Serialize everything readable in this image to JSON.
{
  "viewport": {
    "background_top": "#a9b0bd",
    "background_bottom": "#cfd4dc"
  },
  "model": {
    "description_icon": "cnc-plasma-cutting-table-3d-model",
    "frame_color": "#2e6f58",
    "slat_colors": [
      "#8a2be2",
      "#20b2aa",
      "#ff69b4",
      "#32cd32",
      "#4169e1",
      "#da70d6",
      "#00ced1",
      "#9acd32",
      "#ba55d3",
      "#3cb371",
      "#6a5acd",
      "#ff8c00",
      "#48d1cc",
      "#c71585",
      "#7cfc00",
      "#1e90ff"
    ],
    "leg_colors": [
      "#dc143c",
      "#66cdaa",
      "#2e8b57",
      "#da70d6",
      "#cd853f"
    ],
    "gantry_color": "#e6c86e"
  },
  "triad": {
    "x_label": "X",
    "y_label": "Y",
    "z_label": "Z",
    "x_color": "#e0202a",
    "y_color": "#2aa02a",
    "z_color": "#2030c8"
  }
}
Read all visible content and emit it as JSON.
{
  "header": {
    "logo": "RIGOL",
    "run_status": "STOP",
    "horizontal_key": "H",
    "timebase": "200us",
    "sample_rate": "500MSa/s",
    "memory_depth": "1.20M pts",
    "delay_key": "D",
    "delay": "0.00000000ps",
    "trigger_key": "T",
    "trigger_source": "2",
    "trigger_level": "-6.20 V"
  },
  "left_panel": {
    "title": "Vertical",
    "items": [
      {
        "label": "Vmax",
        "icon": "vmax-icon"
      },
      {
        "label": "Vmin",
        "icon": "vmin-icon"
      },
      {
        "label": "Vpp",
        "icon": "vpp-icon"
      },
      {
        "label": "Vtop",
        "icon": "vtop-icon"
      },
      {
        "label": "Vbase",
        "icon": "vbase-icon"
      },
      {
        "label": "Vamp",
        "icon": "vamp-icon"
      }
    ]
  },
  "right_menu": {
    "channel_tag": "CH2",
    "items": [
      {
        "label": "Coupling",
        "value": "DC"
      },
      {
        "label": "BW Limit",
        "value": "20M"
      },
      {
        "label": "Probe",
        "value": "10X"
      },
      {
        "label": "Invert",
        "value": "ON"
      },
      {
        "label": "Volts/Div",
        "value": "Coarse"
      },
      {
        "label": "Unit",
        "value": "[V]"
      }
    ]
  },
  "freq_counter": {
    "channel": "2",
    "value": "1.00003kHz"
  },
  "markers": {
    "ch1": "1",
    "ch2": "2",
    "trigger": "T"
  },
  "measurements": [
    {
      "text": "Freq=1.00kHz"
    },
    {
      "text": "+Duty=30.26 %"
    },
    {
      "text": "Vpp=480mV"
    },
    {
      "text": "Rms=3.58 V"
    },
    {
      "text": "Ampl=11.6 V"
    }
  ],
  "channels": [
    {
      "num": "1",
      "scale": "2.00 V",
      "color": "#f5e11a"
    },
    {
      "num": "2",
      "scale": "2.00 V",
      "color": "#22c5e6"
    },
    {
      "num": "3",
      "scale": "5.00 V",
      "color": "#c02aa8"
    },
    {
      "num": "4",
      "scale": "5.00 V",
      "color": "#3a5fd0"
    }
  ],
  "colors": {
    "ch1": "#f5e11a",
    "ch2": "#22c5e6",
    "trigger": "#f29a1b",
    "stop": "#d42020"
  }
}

INSTRUCTION — Restate all of the entries exactly, please.

ANSWER IN FULL —
Serialize everything readable in this image to JSON.
{
  "viewport": {
    "background_top": "#a9b0bd",
    "background_bottom": "#cfd4dc"
  },
  "model": {
    "description_icon": "cnc-plasma-cutting-table-3d-model",
    "frame_color": "#2e6f58",
    "slat_colors": [
      "#8a2be2",
      "#20b2aa",
      "#ff69b4",
      "#32cd32",
      "#4169e1",
      "#da70d6",
      "#00ced1",
      "#9acd32",
      "#ba55d3",
      "#3cb371",
      "#6a5acd",
      "#ff8c00",
      "#48d1cc",
      "#c71585",
      "#7cfc00",
      "#1e90ff"
    ],
    "leg_colors": [
      "#dc143c",
      "#66cdaa",
      "#2e8b57",
      "#da70d6",
      "#cd853f"
    ],
    "gantry_color": "#e6c86e"
  },
  "triad": {
    "x_label": "X",
    "y_label": "Y",
    "z_label": "Z",
    "x_color": "#e0202a",
    "y_color": "#2aa02a",
    "z_color": "#2030c8"
  }
}
Read all visible content and emit it as JSON.
{
  "header": {
    "logo": "RIGOL",
    "run_status": "STOP",
    "horizontal_key": "H",
    "timebase": "200us",
    "sample_rate": "500MSa/s",
    "memory_depth": "1.20M pts",
    "delay_key": "D",
    "delay": "0.00000000ps",
    "trigger_key": "T",
    "trigger_source": "2",
    "trigger_level": "-6.20 V"
  },
  "left_panel": {
    "title": "Vertical",
    "items": [
      {
        "label": "Vmax",
        "icon": "vmax-icon"
      },
      {
        "label": "Vmin",
        "icon": "vmin-icon"
      },
      {
        "label": "Vpp",
        "icon": "vpp-icon"
      },
      {
        "label": "Vtop",
        "icon": "vtop-icon"
      },
      {
        "label": "Vbase",
        "icon": "vbase-icon"
      },
      {
        "label": "Vamp",
        "icon": "vamp-icon"
      }
    ]
  },
  "right_menu": {
    "channel_tag": "CH2",
    "items": [
      {
        "label": "Coupling",
        "value": "DC"
      },
      {
        "label": "BW Limit",
        "value": "20M"
      },
      {
        "label": "Probe",
        "value": "10X"
      },
      {
        "label": "Invert",
        "value": "ON"
      },
      {
        "label": "Volts/Div",
        "value": "Coarse"
      },
      {
        "label": "Unit",
        "value": "[V]"
      }
    ]
  },
  "freq_counter": {
    "channel": "2",
    "value": "1.00003kHz"
  },
  "markers": {
    "ch1": "1",
    "ch2": "2",
    "trigger": "T"
  },
  "measurements": [
    {
      "text": "Freq=1.00kHz"
    },
    {
      "text": "+Duty=30.26 %"
    },
    {
      "text": "Vpp=480mV"
    },
    {
      "text": "Rms=3.58 V"
    },
    {
      "text": "Ampl=11.6 V"
    }
  ],
  "channels": [
    {
      "num": "1",
      "scale": "2.00 V",
      "color": "#f5e11a"
    },
    {
      "num": "2",
      "scale": "2.00 V",
      "color": "#22c5e6"
    },
    {
      "num": "3",
      "scale": "5.00 V",
      "color": "#c02aa8"
    },
    {
      "num": "4",
      "scale": "5.00 V",
      "color": "#3a5fd0"
    }
  ],
  "colors": {
    "ch1": "#f5e11a",
    "ch2": "#22c5e6",
    "trigger": "#f29a1b",
    "stop": "#d42020"
  }
}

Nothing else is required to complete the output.